-- Start of RECORDS FOR PROCESSING --
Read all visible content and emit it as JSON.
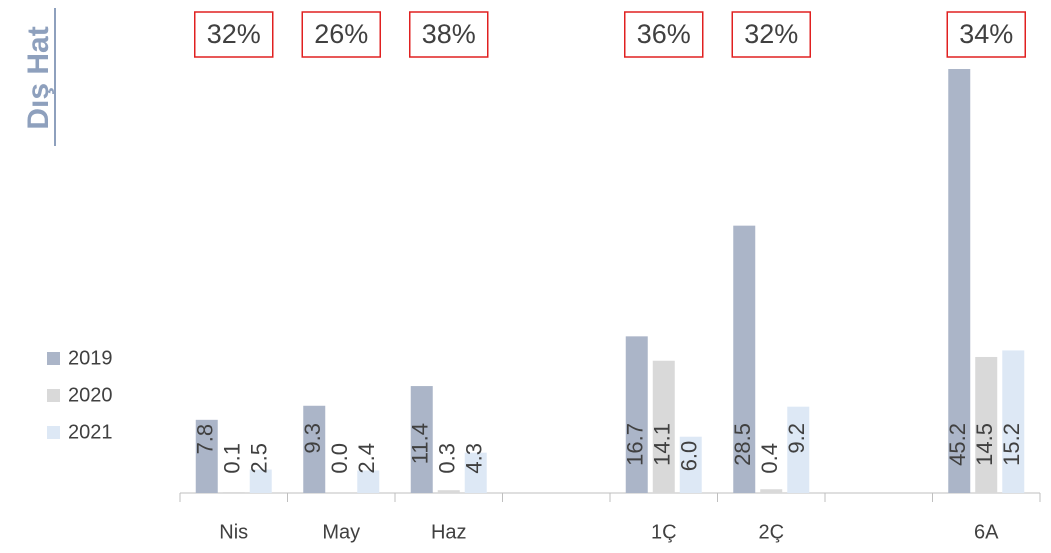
{
  "chart_data": {
    "type": "bar",
    "title": "Dış Hat",
    "categories": [
      "Nis",
      "May",
      "Haz",
      null,
      "1Ç",
      "2Ç",
      null,
      "6A"
    ],
    "series": [
      {
        "name": "2019",
        "color": "#abb5c8",
        "values": [
          7.8,
          9.3,
          11.4,
          null,
          16.7,
          28.5,
          null,
          45.2
        ],
        "value_labels": [
          "7.8",
          "9.3",
          "11.4",
          null,
          "16.7",
          "28.5",
          null,
          "45.2"
        ]
      },
      {
        "name": "2020",
        "color": "#d9d9d9",
        "values": [
          0.1,
          0.0,
          0.3,
          null,
          14.1,
          0.4,
          null,
          14.5
        ],
        "value_labels": [
          "0.1",
          "0.0",
          "0.3",
          null,
          "14.1",
          "0.4",
          null,
          "14.5"
        ]
      },
      {
        "name": "2021",
        "color": "#dde8f5",
        "values": [
          2.5,
          2.4,
          4.3,
          null,
          6.0,
          9.2,
          null,
          15.2
        ],
        "value_labels": [
          "2.5",
          "2.4",
          "4.3",
          null,
          "6.0",
          "9.2",
          null,
          "15.2"
        ]
      }
    ],
    "annotations": [
      "32%",
      "26%",
      "38%",
      "36%",
      "32%",
      "34%"
    ],
    "legend": "left"
  }
}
-- End of RECORDS FOR PROCESSING --
## GIVEN INSTRUCTION
Copy each line above precisely, dropping the pictures.

## TASK OUTPUT
Read all visible content and emit it as JSON.
{
  "chart_data": {
    "type": "bar",
    "title": "Dış Hat",
    "categories": [
      "Nis",
      "May",
      "Haz",
      null,
      "1Ç",
      "2Ç",
      null,
      "6A"
    ],
    "series": [
      {
        "name": "2019",
        "color": "#abb5c8",
        "values": [
          7.8,
          9.3,
          11.4,
          null,
          16.7,
          28.5,
          null,
          45.2
        ],
        "value_labels": [
          "7.8",
          "9.3",
          "11.4",
          null,
          "16.7",
          "28.5",
          null,
          "45.2"
        ]
      },
      {
        "name": "2020",
        "color": "#d9d9d9",
        "values": [
          0.1,
          0.0,
          0.3,
          null,
          14.1,
          0.4,
          null,
          14.5
        ],
        "value_labels": [
          "0.1",
          "0.0",
          "0.3",
          null,
          "14.1",
          "0.4",
          null,
          "14.5"
        ]
      },
      {
        "name": "2021",
        "color": "#dde8f5",
        "values": [
          2.5,
          2.4,
          4.3,
          null,
          6.0,
          9.2,
          null,
          15.2
        ],
        "value_labels": [
          "2.5",
          "2.4",
          "4.3",
          null,
          "6.0",
          "9.2",
          null,
          "15.2"
        ]
      }
    ],
    "annotations": [
      "32%",
      "26%",
      "38%",
      "36%",
      "32%",
      "34%"
    ],
    "legend": "left"
  }
}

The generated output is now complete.